### Dataset records:
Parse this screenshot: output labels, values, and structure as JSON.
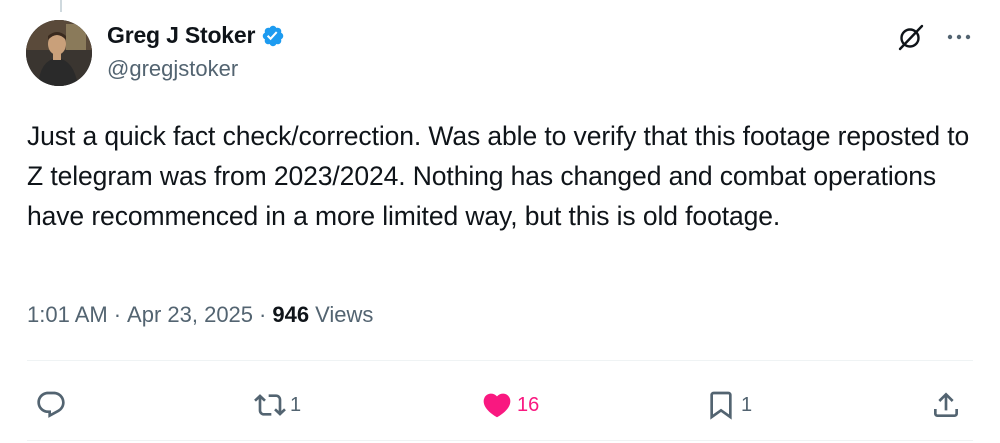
{
  "author": {
    "display_name": "Greg J Stoker",
    "handle": "@gregjstoker",
    "verified": true
  },
  "tweet": {
    "text": "Just a quick fact check/correction. Was able to verify that this footage reposted to Z telegram was from 2023/2024. Nothing has changed and combat operations have recommenced in a more limited way, but this is old footage."
  },
  "meta": {
    "time": "1:01 AM",
    "separator": "·",
    "date": "Apr 23, 2025",
    "views_count": "946",
    "views_label": "Views"
  },
  "actions": {
    "replies": "",
    "reposts": "1",
    "likes": "16",
    "bookmarks": "1"
  },
  "icons": {
    "verified": "verified-badge-icon",
    "grok": "grok-icon",
    "more": "more-icon",
    "reply": "reply-icon",
    "repost": "repost-icon",
    "like": "heart-icon",
    "bookmark": "bookmark-icon",
    "share": "share-icon"
  },
  "colors": {
    "verified_blue": "#1d9bf0",
    "like_pink": "#f91880",
    "secondary_text": "#536471",
    "primary_text": "#0f1419"
  }
}
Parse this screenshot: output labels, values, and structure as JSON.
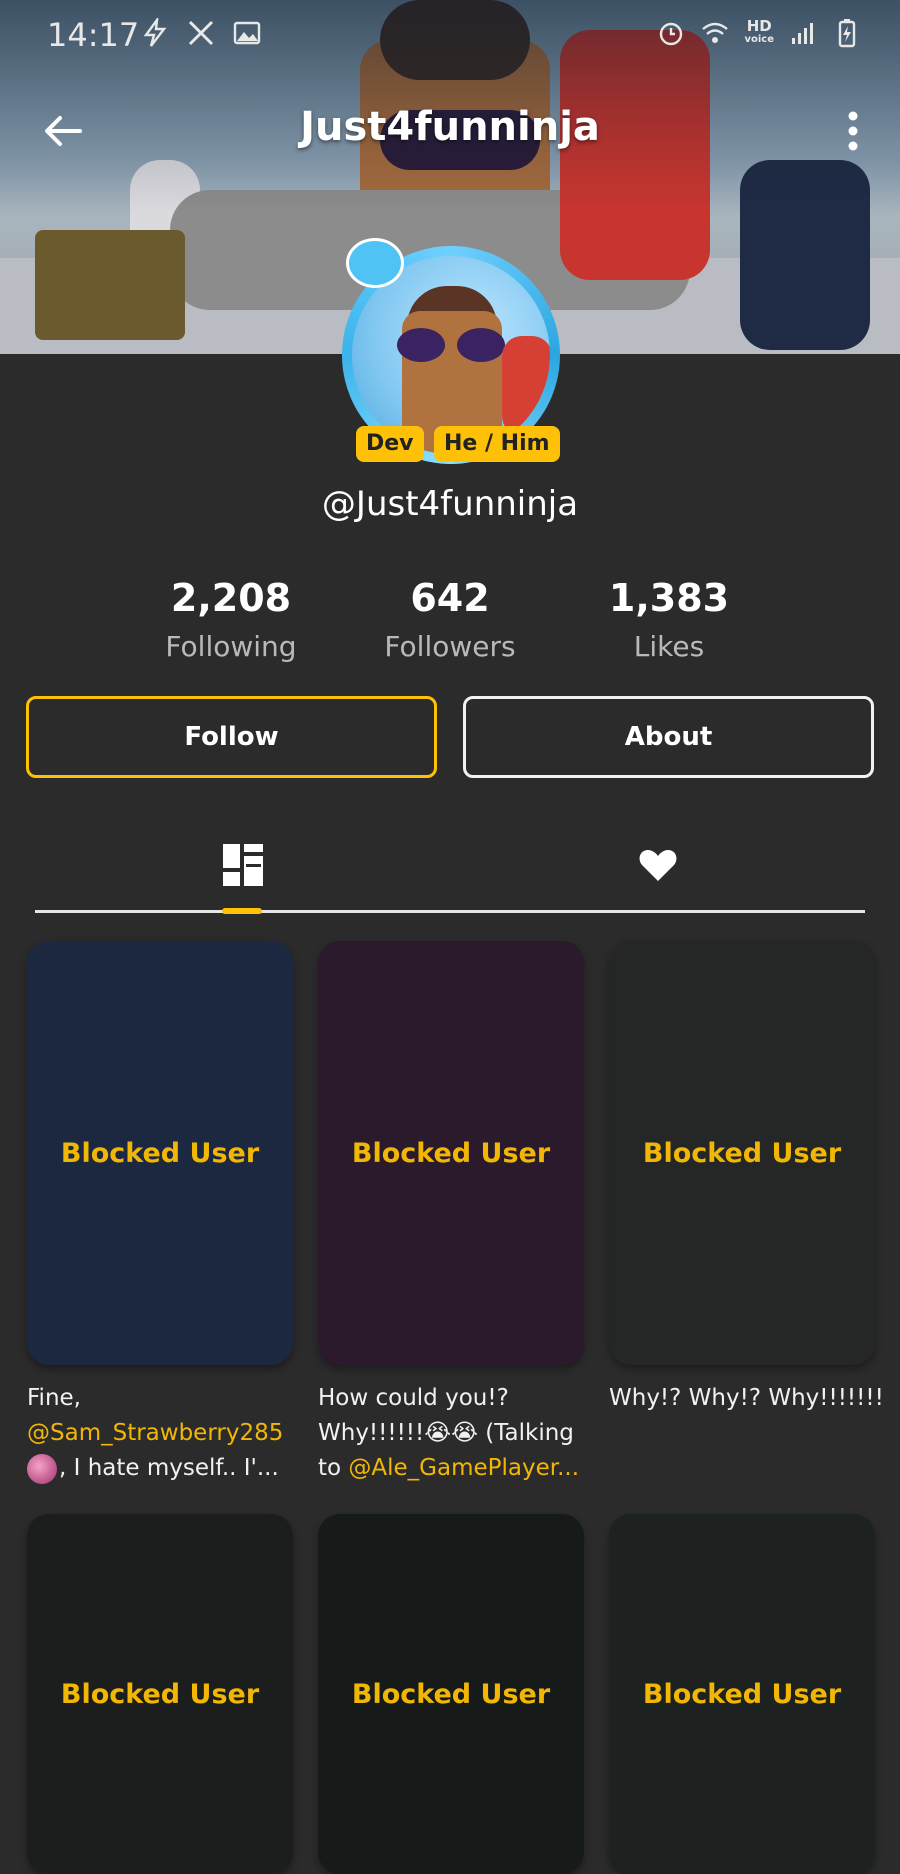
{
  "status_bar": {
    "time": "14:17",
    "left_icons": [
      "flash-icon",
      "x-logo-icon",
      "gallery-icon"
    ],
    "right_icons": [
      "alarm-icon",
      "wifi-icon",
      "hd-voice-icon",
      "signal-icon",
      "battery-charging-icon"
    ],
    "hd_top": "HD",
    "hd_bottom": "voice"
  },
  "header": {
    "title": "Just4funninja"
  },
  "profile": {
    "tags": [
      "Dev",
      "He / Him"
    ],
    "handle": "@Just4funninja",
    "stats": [
      {
        "value": "2,208",
        "label": "Following"
      },
      {
        "value": "642",
        "label": "Followers"
      },
      {
        "value": "1,383",
        "label": "Likes"
      }
    ],
    "follow_label": "Follow",
    "about_label": "About"
  },
  "tabs": [
    {
      "name": "posts-grid-icon",
      "active": true
    },
    {
      "name": "heart-icon",
      "active": false
    }
  ],
  "posts": [
    {
      "overlay": "Blocked User",
      "bg": "#1b2840"
    },
    {
      "overlay": "Blocked User",
      "bg": "#2a1a2b"
    },
    {
      "overlay": "Blocked User",
      "bg": "#252626"
    },
    {
      "overlay": "Blocked User",
      "bg": "#1b1e1d"
    },
    {
      "overlay": "Blocked User",
      "bg": "#161b19"
    },
    {
      "overlay": "Blocked User",
      "bg": "#1d2120"
    }
  ],
  "captions": {
    "c1_line1": "Fine,",
    "c1_mention": "@Sam_Strawberry285",
    "c1_line3": ", I hate myself.. I'...",
    "c2_line1": "How could you!?",
    "c2_line2": "Why!!!!!!😭😭 (Talking",
    "c2_to": "to ",
    "c2_mention": "@Ale_GamePlayer...",
    "c3_line1": "Why!? Why!? Why!!!!!!!"
  },
  "colors": {
    "accent": "#ffc107",
    "background": "#2b2b2b",
    "blocked_text": "#f2b705"
  }
}
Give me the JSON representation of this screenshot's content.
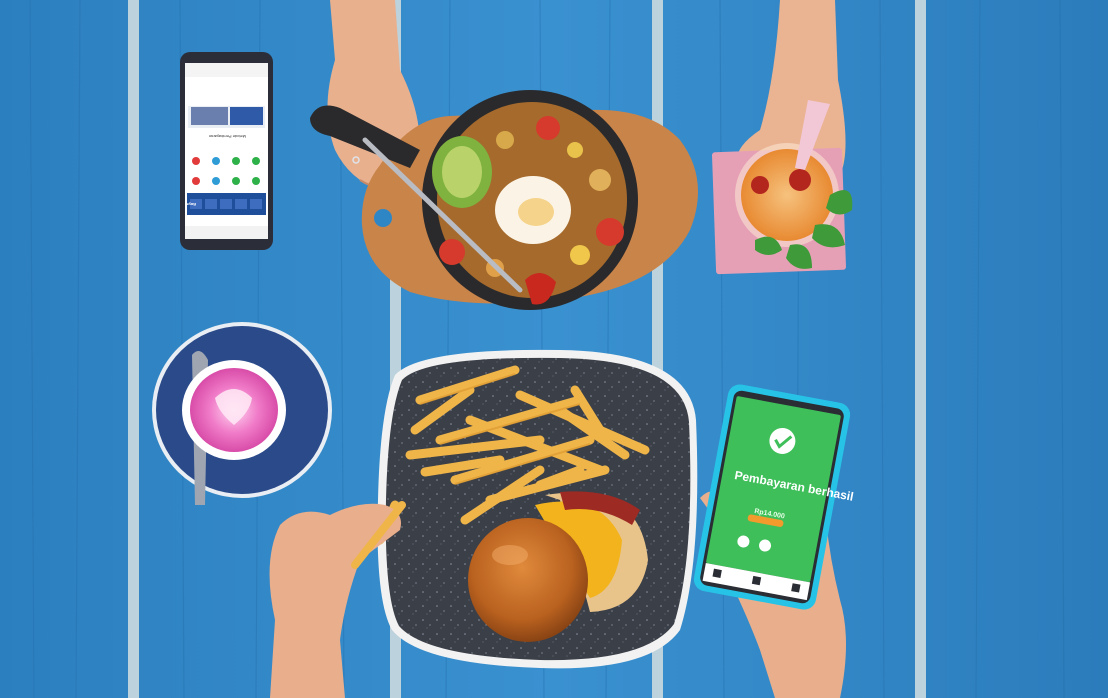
{
  "scene": {
    "description_colors": {
      "table_blue": "#2f86c4",
      "table_blue_dark": "#1f6aa6",
      "plank_gap": "#b8cfd9",
      "skillet": "#2a2a2c",
      "board_wood": "#c9844a",
      "plate_gray": "#3b3f48",
      "saucer_navy": "#2a4a8a",
      "latte_pink": "#e862b8",
      "phone_green": "#3fbf5a",
      "phone_case_cyan": "#27c3e6",
      "fries_yellow": "#f1b84a",
      "bun_brown": "#c9722b",
      "drink_orange": "#f0a14d",
      "mint_green": "#3f9a3a"
    }
  },
  "phone_right": {
    "screen_title": "Pembayaran berhasil",
    "amount": "Rp14.000"
  },
  "phone_left": {
    "header": "Bayar",
    "section_title": "Metode Pembayaran"
  }
}
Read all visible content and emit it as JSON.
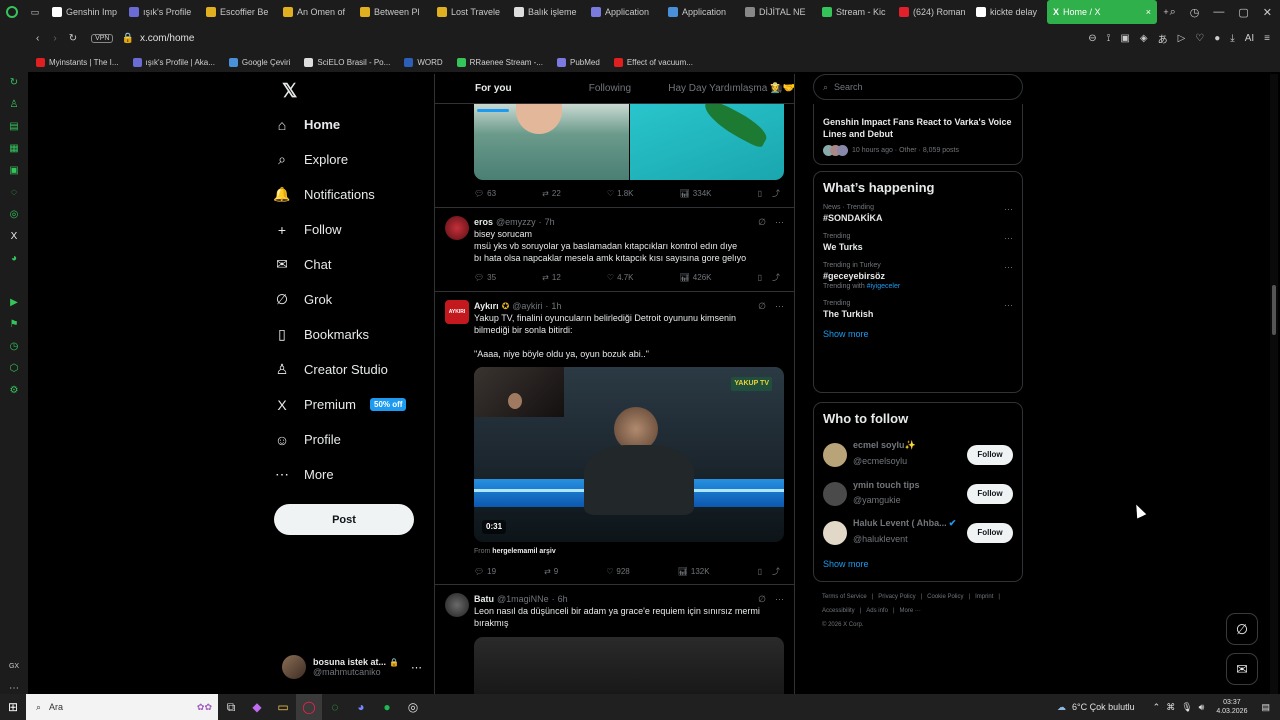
{
  "browser": {
    "tabs": [
      {
        "label": "Genshin Imp",
        "color": "#ffffff"
      },
      {
        "label": "ışık's Profile",
        "color": "#6b6bd6"
      },
      {
        "label": "Escoffier Be",
        "color": "#e0b020"
      },
      {
        "label": "An Omen of",
        "color": "#e0b020"
      },
      {
        "label": "Between Pl",
        "color": "#e0b020"
      },
      {
        "label": "Lost Travele",
        "color": "#e0b020"
      },
      {
        "label": "Balık işleme",
        "color": "#dddddd"
      },
      {
        "label": "Application",
        "color": "#7a7ae0"
      },
      {
        "label": "Application",
        "color": "#4a90d9"
      },
      {
        "label": "DİJİTAL NE",
        "color": "#888888"
      },
      {
        "label": "Stream - Kic",
        "color": "#35c45a"
      },
      {
        "label": "(624) Roman",
        "color": "#e0202a"
      },
      {
        "label": "kickte delay",
        "color": "#ffffff"
      }
    ],
    "active_tab": "Home / X",
    "url": "x.com/home",
    "vpn": "VPN",
    "ai_label": "AI",
    "bookmarks": [
      {
        "label": "Myinstants | The I...",
        "color": "#e02020"
      },
      {
        "label": "ışık's Profile | Aka...",
        "color": "#6b6bd6"
      },
      {
        "label": "Google Çeviri",
        "color": "#4a90d9"
      },
      {
        "label": "SciELO Brasil - Po...",
        "color": "#dddddd"
      },
      {
        "label": "WORD",
        "color": "#2b5fb8"
      },
      {
        "label": "RRaenee Stream -...",
        "color": "#35c45a"
      },
      {
        "label": "PubMed",
        "color": "#7a7ae0"
      },
      {
        "label": "Effect of vacuum...",
        "color": "#e02020"
      }
    ]
  },
  "nav": {
    "items": [
      {
        "label": "Home",
        "icon": "⌂",
        "bold": true
      },
      {
        "label": "Explore",
        "icon": "⌕"
      },
      {
        "label": "Notifications",
        "icon": "🔔"
      },
      {
        "label": "Follow",
        "icon": "+"
      },
      {
        "label": "Chat",
        "icon": "✉"
      },
      {
        "label": "Grok",
        "icon": "∅"
      },
      {
        "label": "Bookmarks",
        "icon": "▯"
      },
      {
        "label": "Creator Studio",
        "icon": "♙"
      },
      {
        "label": "Premium",
        "icon": "X",
        "badge": "50% off"
      },
      {
        "label": "Profile",
        "icon": "☺"
      },
      {
        "label": "More",
        "icon": "⋯"
      }
    ],
    "post": "Post",
    "account": {
      "name": "bosuna istek at...",
      "handle": "@mahmutcaniko"
    }
  },
  "feed": {
    "tabs": [
      "For you",
      "Following",
      "Hay Day Yardımlaşma 👩‍🌾🤝"
    ],
    "tweets": [
      {
        "stats": {
          "replies": "63",
          "retweets": "22",
          "likes": "1.8K",
          "views": "334K"
        }
      },
      {
        "name": "eros",
        "handle": "@emyzzy",
        "time": "7h",
        "lines": [
          "bisey sorucam",
          "msü yks vb soruyolar ya baslamadan kıtapcıkları kontrol edın dıye",
          "bı hata olsa napcaklar mesela amk kıtapcık kısı sayısına gore gelıyo"
        ],
        "stats": {
          "replies": "35",
          "retweets": "12",
          "likes": "4.7K",
          "views": "426K"
        }
      },
      {
        "name": "Aykırı",
        "handle": "@aykiri",
        "time": "1h",
        "avatar_text": "AYKIRI",
        "lines": [
          "Yakup TV, finalini oyuncuların belirlediği Detroit oyununu kimsenin",
          "bilmediği bir sonla bitirdi:",
          "",
          "\"Aaaa, niye böyle oldu ya, oyun bozuk abi..\""
        ],
        "video_time": "0:31",
        "video_watermark": "YAKUP TV",
        "from_label": "From",
        "from_source": "hergelemamil arşiv",
        "stats": {
          "replies": "19",
          "retweets": "9",
          "likes": "928",
          "views": "132K"
        }
      },
      {
        "name": "Batu",
        "handle": "@1magiNNe",
        "time": "6h",
        "lines": [
          "Leon nasıl da düşünceli bir adam ya grace'e requiem için sınırsız mermi",
          "bırakmış"
        ]
      }
    ]
  },
  "sidebar": {
    "search_placeholder": "Search",
    "news": {
      "title": "Genshin Impact Fans React to Varka's Voice Lines and Debut",
      "meta": "10 hours ago · Other · 8,059 posts"
    },
    "happening_title": "What’s happening",
    "trends": [
      {
        "meta": "News · Trending",
        "name": "#SONDAKİKA"
      },
      {
        "meta": "Trending",
        "name": "We Turks"
      },
      {
        "meta": "Trending in Turkey",
        "name": "#geceyebirsöz",
        "with_label": "Trending with",
        "with_tag": "#iyigeceler"
      },
      {
        "meta": "Trending",
        "name": "The Turkish"
      }
    ],
    "show_more": "Show more",
    "wtf_title": "Who to follow",
    "wtf": [
      {
        "name": "ecmel soylu✨",
        "handle": "@ecmelsoylu"
      },
      {
        "name": "ymin touch tips",
        "handle": "@yamgukie"
      },
      {
        "name": "Haluk Levent ( Ahba...",
        "handle": "@haluklevent",
        "verified": true
      }
    ],
    "follow": "Follow",
    "footer": [
      "Terms of Service",
      "|",
      "Privacy Policy",
      "|",
      "Cookie Policy",
      "|",
      "Imprint",
      "|",
      "Accessibility",
      "|",
      "Ads info",
      "|",
      "More ···",
      "© 2026 X Corp."
    ]
  },
  "taskbar": {
    "search": "Ara",
    "weather": "6°C  Çok bulutlu",
    "time": "03:37",
    "date": "4.03.2026"
  },
  "colors": {
    "accent": "#1d9bf0",
    "opera_green": "#35c45a",
    "active_tab": "#2fb04a"
  }
}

### Task description:
Copy each line of the preceding data that contains the string "Genshin".

### The result:
        "label": "Genshin Imp",
      "title": "Genshin Impact Fans React to Varka's Voice Lines and Debut",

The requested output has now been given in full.